[Text extract start]

# Some 1:20 Scale Figures



## JimB (Jan 25, 2013)

Some new guys for 1:20. Banjo man and the loggers.


----------



## general1861 (Jan 22, 2010)

Jim did you make these?... Could you describe how you did?.


----------



## denray (Jan 5, 2008)

Looks good Jim


----------



## Ironton (Jan 2, 2008)

Travis,

Try this link:

http://1stclass.mylargescale.com/mikereilley/Figure Class/Figure_Class_Ch1.pdf

Hope it helps.


----------



## JimB (Jan 25, 2013)

*My Shop*

Sorry Travis for the late reply I do make them. I'm on Etsy and sell different scales. Just sent a batch to Japan. If you see any of the sold ones you like I can make those too. R/ JimB My shop link is below: 

https://www.etsy.com/shop/LittlePlasticPeople?ref=hdr_shop_menu


----------



## JimB (Jan 25, 2013)

*Process for making figures*

Here is a description shown in Etsy of what I do for these figures:

I sculpted the original figure, made a mold and cast this figure using high quality Smooth-on urethane resin. Once cast I cleaned up the casting, drilled for a brass rod to mount the head, primed it with a plastic primer, painted the figure and finally applied the UV clear coating. The head can turn for posing.

[Text extract end]

Task to carry out. Could you continue the forum thread on 1:20 scale figures above, picking up right after its final sentence?

[Material provided start]

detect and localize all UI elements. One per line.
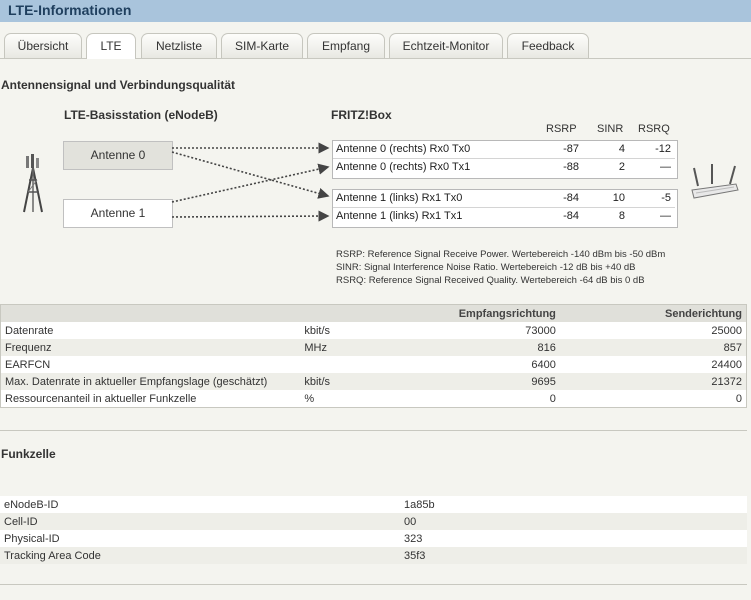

[Material provided end]

Expected answer.
To add to that I use Sculpey for the original figure and I use Mold Star silicone for the molds. The Mold Max cures in 6 hours, so if you mold something in the morning by late afternoon you can be casting into it. Great for working on a weekend and trying to get something done.

I also show my process on making figures on the LittlePlasticPeople Facebook page https://www.facebook.com/LittlePlasticPeople.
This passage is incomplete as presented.